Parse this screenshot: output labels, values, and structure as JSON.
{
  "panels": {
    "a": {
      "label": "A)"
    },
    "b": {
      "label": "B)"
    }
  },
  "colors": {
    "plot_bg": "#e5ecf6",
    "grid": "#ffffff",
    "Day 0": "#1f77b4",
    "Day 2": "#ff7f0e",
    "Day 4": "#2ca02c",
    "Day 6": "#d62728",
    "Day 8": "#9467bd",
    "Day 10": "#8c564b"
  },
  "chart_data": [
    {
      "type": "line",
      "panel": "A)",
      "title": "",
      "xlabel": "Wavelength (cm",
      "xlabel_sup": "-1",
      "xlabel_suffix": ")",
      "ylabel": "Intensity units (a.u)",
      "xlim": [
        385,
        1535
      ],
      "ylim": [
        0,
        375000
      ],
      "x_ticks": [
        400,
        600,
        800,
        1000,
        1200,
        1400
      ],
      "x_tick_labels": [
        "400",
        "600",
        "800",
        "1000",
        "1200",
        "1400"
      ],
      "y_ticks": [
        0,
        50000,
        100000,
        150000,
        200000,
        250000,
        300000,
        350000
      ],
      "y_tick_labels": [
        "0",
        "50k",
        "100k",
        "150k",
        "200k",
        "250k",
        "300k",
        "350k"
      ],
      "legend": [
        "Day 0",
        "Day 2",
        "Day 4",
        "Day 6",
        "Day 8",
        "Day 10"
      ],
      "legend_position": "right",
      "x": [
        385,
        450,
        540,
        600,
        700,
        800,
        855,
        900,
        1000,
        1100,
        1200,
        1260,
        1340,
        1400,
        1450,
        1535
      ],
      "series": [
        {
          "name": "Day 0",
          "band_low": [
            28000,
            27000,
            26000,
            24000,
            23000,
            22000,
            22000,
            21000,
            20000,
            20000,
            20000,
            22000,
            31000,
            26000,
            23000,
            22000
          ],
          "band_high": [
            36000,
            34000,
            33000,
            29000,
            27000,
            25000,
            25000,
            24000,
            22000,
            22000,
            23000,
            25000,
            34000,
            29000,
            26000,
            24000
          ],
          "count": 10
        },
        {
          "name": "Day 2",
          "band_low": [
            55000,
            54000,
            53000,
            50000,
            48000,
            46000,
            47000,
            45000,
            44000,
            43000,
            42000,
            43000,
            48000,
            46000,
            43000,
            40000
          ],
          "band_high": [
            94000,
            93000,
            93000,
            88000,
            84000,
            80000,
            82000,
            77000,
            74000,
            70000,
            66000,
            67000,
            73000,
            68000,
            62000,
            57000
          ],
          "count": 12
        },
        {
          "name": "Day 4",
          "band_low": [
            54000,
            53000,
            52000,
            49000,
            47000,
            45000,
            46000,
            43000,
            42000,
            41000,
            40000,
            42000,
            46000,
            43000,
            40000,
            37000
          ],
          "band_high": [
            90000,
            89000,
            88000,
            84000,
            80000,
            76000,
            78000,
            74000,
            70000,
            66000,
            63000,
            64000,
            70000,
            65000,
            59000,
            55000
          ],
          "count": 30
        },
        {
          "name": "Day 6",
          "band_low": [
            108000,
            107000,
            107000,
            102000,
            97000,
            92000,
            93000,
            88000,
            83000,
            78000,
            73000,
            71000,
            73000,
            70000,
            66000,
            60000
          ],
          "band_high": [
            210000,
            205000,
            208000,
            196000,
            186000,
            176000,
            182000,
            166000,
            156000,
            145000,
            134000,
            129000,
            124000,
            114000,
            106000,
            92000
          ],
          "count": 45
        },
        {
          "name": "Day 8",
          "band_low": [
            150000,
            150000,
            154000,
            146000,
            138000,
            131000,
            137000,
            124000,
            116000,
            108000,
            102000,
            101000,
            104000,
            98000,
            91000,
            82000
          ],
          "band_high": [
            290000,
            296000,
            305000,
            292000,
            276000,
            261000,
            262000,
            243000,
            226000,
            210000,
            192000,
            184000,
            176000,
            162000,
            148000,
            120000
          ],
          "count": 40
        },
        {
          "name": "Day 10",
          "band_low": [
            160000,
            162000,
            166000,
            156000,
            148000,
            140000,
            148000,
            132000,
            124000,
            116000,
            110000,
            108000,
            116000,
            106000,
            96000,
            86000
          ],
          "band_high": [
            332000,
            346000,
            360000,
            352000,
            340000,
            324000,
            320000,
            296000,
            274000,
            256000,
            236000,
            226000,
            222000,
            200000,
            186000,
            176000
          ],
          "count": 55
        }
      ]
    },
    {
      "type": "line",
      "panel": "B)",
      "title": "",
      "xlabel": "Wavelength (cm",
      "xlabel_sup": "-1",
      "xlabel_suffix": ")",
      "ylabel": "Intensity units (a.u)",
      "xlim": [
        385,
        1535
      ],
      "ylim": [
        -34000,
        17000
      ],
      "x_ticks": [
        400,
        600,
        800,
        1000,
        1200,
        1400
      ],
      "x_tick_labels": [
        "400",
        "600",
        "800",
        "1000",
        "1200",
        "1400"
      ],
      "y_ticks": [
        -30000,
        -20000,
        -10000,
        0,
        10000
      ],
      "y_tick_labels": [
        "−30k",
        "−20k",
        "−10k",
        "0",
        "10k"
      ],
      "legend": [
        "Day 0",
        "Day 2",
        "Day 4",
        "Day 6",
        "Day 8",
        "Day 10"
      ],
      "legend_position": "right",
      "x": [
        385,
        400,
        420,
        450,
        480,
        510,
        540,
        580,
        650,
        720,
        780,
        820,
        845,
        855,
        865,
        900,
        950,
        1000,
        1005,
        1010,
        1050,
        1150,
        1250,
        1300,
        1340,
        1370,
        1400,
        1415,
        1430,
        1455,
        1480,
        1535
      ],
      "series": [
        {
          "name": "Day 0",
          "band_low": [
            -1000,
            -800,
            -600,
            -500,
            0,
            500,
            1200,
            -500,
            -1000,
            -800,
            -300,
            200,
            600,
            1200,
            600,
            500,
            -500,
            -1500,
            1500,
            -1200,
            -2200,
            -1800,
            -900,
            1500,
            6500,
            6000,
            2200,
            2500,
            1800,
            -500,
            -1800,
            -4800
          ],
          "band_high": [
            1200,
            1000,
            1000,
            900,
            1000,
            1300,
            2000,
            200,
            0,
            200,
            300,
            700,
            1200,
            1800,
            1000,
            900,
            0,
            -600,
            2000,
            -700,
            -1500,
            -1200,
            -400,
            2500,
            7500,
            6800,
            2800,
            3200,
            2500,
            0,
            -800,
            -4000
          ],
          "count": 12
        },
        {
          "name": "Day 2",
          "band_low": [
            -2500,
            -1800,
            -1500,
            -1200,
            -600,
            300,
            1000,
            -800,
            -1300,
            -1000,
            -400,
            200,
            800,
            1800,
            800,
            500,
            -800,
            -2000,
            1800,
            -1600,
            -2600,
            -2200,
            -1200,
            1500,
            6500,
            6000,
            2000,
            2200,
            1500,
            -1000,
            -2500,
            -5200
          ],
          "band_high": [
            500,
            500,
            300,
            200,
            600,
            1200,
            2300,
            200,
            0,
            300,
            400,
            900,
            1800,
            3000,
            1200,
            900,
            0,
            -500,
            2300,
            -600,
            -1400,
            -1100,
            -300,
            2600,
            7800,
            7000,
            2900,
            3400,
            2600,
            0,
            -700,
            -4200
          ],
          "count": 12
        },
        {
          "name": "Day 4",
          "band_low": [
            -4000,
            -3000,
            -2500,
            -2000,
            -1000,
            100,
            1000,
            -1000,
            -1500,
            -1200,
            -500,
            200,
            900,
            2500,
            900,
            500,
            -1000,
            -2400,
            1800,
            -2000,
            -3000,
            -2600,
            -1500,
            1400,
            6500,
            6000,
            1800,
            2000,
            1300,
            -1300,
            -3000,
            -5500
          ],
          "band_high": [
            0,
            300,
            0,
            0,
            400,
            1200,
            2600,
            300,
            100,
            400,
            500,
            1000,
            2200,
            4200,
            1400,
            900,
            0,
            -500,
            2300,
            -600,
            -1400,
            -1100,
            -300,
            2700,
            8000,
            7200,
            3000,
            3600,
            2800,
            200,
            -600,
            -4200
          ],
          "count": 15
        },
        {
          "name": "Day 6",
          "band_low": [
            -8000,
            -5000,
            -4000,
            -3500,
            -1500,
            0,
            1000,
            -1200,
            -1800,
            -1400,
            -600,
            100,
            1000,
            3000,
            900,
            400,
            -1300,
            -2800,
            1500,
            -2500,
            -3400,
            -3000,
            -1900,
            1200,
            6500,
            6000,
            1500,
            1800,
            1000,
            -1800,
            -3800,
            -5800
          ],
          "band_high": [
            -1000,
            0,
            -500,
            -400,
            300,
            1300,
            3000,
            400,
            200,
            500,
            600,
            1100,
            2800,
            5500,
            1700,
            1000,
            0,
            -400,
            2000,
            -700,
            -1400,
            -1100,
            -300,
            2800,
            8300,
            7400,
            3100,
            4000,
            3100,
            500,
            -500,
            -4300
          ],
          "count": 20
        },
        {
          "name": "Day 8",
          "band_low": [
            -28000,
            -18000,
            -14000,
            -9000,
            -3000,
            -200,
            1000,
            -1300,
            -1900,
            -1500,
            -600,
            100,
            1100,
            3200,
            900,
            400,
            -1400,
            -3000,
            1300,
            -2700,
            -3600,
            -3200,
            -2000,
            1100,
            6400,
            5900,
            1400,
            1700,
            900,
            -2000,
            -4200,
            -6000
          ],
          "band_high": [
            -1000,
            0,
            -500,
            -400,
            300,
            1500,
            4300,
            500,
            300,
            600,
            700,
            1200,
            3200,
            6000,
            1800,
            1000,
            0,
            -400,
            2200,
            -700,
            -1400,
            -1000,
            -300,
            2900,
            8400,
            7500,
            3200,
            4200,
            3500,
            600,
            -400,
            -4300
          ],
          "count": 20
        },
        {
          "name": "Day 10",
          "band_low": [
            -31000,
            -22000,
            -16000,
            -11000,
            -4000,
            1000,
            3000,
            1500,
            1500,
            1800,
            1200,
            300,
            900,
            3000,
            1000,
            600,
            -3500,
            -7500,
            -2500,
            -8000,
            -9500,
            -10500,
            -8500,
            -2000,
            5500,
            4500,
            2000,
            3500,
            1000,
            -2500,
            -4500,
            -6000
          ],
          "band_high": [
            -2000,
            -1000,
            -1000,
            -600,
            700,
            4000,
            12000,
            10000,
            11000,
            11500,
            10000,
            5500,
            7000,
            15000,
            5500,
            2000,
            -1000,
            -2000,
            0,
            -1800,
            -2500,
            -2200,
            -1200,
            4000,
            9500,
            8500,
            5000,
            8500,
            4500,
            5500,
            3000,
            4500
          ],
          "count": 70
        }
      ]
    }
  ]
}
------------------------------------------------------------
Task prompt> Go through the material and select each line with the string "count" in it.

In response>
          "count": 10
          "count": 12
          "count": 30
          "count": 45
          "count": 40
          "count": 55
          "count": 12
          "count": 12
          "count": 15
          "count": 20
          "count": 20
          "count": 70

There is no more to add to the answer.